**Extrait présenté**
########################################

Déjà, mettre en scène un personnage tel que Winston Churchill ne peut qu'attirer notre attention, l'homme est proprement fascinant et a dû affronter une période forte en événements marquants, ne mettant que davantage en lumière sa personnalité. Ajoutez à cela un acteur comme Gary Oldman et son goût pour la métamorphose et si l'écriture suit, la moitié du boulot est faite. Churchill étant au centre de l'intrigue et partie intégrante de presque tous les plans, la réussite du film tenait en grande partie de l'interprétation et du traitement.
Le premier point est impeccable, Gary Oldman devient Churchill sans jamais que ça devienne une simple imitation ou un grimage (les responsables du maquillage et des prothèses sont aussi à saluer). On voit le premier ministre britannique tel qu'on l'imagine, tel qu'on a pu l'apercevoir et même plus. Les bons mots sont légion et les échanges sont souvent savoureux, ajoutant une légèreté jamais inappropriée dans un film sombre au sens propre et figuré. De plus, le film évite le parti-pris ou le concert de louanges pouvant virer à l'hagiographie. On voit un Churchill conscient de son fichu caractère, de son impopularité pas nécessairement infondée, des sacrifices à assumer, jusqu'à fendre l'armure vers la fin du film. Car il est toujours nécessaire de rappeler qu'en dépit de la stature, de l'image, des accomplissements, il reste un homme comme les autres.
Aussi, son entêtement à continuer le combat n'est pas présenté comme la solution idéale. Outre les conséquences soulignées (sans être appuyées), son opposition a de bons arguments à faire valoir et ses représentants ne servent pas d'antagonistes unidimensionnels. Dans ce type de circonstances exceptionnelles, il n'y a pas de meilleure solution, mais une moins mauvaise, où il y aura forcément des pertes et des mécontents. C'est dans ce genre de contexte que les Grands se distinguent. Ce qu'a fait Churchill.

########################################

**À faire**
(a) Reproduisez le passage de l'extrait sur Churchill qui va de « Déjà, mettre en » jusqu'à « et du traitement. » inclus.
(b) Dans l'extrait sur Churchill, quel acteur incarne le premier ministre britannique ?
Les lignes fournies ne sont pas nécessaires.

########################################

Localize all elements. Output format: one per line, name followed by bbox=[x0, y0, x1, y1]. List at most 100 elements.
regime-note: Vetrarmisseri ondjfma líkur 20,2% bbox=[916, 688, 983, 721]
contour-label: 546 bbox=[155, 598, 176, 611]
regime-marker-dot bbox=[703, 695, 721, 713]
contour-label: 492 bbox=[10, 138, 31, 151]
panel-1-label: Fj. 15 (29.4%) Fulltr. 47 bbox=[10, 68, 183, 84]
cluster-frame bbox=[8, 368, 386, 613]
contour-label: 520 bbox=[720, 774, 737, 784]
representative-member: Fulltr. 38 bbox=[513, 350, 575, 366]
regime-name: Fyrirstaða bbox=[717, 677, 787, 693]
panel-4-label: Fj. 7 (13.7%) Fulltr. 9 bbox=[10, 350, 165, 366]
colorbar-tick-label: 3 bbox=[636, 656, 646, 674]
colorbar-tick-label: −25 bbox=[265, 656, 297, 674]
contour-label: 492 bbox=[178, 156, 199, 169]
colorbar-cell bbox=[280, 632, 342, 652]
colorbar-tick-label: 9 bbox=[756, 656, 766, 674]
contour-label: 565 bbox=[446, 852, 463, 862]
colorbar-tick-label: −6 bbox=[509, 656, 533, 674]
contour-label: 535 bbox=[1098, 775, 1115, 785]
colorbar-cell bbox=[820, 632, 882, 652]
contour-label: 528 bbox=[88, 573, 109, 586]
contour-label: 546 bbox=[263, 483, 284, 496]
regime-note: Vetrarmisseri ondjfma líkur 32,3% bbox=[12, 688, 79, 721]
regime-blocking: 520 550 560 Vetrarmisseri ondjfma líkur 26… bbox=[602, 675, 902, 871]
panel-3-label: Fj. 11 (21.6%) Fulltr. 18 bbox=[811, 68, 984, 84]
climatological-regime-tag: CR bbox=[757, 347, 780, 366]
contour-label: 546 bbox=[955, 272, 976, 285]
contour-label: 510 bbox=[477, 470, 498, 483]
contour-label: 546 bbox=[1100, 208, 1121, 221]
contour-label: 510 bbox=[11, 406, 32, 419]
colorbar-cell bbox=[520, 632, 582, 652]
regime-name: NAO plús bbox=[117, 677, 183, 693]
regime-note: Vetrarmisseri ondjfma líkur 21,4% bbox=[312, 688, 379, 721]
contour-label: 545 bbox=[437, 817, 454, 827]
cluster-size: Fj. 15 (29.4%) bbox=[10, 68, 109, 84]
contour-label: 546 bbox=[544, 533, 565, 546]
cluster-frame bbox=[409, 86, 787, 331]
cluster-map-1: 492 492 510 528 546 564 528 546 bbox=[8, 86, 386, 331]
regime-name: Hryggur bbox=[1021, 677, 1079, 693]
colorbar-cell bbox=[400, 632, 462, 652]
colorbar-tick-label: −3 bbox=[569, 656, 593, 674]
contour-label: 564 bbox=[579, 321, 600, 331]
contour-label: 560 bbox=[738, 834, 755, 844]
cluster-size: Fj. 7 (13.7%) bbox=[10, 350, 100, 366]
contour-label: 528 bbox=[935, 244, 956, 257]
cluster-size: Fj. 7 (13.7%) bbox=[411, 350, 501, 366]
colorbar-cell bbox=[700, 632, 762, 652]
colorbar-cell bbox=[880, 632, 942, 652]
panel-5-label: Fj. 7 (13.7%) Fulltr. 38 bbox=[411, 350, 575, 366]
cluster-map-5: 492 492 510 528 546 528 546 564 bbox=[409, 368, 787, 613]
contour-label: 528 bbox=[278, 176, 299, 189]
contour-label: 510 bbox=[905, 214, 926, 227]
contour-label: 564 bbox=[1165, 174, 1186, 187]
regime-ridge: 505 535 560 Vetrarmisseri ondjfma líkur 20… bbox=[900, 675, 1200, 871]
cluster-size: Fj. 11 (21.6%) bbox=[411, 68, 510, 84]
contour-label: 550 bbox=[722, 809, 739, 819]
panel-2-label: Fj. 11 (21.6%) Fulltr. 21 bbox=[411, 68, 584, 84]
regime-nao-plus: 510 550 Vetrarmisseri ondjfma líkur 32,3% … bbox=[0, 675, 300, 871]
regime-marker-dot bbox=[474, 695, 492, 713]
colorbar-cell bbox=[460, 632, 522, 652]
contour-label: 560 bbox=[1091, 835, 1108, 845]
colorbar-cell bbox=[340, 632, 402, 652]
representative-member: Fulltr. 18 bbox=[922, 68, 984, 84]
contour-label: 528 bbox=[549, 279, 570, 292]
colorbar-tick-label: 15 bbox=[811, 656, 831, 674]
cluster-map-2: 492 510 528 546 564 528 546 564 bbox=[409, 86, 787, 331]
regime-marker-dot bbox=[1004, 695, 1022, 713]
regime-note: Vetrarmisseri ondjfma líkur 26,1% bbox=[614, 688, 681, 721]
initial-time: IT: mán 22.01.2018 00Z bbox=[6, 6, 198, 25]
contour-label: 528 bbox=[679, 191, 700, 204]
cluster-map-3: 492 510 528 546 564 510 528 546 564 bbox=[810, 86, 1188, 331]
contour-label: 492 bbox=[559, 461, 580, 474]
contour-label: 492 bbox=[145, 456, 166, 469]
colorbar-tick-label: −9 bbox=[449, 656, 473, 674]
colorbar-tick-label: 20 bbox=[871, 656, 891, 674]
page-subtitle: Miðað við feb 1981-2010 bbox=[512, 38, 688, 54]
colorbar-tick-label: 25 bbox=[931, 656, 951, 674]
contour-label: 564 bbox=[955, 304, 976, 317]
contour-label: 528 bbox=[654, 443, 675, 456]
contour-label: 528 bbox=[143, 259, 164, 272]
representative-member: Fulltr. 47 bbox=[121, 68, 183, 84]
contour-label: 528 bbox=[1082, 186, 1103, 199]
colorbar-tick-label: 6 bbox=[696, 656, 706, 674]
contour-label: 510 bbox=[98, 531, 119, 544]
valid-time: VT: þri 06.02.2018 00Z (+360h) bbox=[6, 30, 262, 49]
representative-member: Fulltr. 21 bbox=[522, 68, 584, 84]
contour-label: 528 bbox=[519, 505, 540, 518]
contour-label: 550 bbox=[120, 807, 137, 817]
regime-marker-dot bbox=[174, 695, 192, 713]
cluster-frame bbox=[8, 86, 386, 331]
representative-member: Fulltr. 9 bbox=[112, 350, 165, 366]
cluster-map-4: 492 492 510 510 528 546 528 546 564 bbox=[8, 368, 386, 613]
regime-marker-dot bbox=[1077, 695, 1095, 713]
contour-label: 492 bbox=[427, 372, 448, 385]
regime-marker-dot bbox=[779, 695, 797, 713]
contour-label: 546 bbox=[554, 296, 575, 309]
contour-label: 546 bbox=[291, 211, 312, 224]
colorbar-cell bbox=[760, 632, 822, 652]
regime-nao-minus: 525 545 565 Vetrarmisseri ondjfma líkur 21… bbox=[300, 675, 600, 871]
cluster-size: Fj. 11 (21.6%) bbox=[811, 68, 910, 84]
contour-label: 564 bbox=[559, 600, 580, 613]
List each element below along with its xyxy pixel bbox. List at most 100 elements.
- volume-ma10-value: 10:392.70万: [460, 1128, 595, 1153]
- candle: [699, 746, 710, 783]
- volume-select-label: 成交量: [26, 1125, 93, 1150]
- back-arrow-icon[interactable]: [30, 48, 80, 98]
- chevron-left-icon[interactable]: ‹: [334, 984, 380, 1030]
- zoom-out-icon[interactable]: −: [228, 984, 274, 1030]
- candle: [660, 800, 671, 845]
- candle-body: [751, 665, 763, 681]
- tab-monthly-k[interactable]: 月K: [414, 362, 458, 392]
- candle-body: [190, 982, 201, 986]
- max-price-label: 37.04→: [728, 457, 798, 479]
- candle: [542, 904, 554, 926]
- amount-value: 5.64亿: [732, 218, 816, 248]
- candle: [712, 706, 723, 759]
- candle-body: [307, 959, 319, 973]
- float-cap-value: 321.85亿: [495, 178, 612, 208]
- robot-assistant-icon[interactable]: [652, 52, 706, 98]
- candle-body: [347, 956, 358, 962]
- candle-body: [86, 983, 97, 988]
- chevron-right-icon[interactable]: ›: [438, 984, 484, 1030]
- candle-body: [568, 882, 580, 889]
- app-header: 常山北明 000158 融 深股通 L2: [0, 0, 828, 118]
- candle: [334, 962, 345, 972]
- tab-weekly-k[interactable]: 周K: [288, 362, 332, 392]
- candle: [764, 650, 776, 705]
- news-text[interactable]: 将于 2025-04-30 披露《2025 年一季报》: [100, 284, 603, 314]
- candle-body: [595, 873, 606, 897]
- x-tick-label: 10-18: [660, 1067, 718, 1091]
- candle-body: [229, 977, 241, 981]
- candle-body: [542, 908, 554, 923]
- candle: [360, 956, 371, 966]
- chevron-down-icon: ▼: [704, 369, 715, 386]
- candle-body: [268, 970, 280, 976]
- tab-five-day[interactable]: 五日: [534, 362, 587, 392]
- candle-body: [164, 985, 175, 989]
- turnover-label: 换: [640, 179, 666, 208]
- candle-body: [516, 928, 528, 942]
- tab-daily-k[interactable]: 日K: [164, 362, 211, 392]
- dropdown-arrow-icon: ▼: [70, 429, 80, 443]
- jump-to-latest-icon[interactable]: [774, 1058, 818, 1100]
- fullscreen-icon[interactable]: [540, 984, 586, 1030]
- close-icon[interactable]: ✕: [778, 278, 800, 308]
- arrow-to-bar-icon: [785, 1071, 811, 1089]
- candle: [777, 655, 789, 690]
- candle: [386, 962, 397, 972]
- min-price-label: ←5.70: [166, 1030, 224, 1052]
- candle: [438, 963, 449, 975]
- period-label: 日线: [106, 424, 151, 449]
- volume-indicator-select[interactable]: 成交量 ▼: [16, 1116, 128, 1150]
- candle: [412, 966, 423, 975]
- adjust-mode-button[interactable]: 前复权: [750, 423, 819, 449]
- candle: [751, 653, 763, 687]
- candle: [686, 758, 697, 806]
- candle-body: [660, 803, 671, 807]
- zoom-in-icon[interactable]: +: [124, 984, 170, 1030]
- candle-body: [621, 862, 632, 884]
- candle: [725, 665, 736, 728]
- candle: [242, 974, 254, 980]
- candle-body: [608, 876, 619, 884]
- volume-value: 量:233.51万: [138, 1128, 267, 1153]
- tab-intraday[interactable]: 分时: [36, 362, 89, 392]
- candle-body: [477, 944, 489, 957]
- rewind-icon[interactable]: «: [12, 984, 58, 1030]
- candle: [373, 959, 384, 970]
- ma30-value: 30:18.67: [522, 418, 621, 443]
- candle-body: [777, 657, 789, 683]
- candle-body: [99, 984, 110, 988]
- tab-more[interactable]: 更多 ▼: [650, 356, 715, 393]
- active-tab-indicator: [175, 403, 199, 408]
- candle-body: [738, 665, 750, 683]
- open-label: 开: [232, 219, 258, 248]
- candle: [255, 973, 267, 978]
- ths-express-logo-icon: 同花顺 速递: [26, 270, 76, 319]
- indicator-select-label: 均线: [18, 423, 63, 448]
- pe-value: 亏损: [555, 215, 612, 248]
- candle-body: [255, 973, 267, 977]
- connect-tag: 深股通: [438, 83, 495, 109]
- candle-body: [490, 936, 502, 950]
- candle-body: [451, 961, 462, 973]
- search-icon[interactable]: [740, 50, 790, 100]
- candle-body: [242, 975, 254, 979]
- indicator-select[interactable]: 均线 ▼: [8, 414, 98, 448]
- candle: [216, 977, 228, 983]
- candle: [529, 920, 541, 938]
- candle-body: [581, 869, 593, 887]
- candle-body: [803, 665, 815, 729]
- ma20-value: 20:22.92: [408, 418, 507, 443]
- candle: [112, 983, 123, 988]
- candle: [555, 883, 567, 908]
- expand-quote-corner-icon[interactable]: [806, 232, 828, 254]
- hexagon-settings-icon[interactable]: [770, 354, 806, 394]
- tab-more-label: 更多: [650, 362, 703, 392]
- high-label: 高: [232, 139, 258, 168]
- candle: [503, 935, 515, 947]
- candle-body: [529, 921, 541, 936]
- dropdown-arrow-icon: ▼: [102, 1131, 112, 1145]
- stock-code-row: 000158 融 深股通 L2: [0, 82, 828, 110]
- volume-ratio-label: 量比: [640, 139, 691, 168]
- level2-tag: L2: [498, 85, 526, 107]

########################################

**Réponses**
(a)
Déjà, mettre en scène un personnage tel que Winston Churchill ne peut qu'attirer notre attention, l'homme est proprement fascinant et a dû affronter une période forte en événements marquants, ne mettant que davantage en lumière sa personnalité. Ajoutez à cela un acteur comme Gary Oldman et son goût pour la métamorphose et si l'écriture suit, la moitié du boulot est faite. Churchill étant au centre de l'intrigue et partie intégrante de presque tous les plans, la réussite du film tenait en grande partie de l'interprétation et du traitement.

(b) Gary Oldman.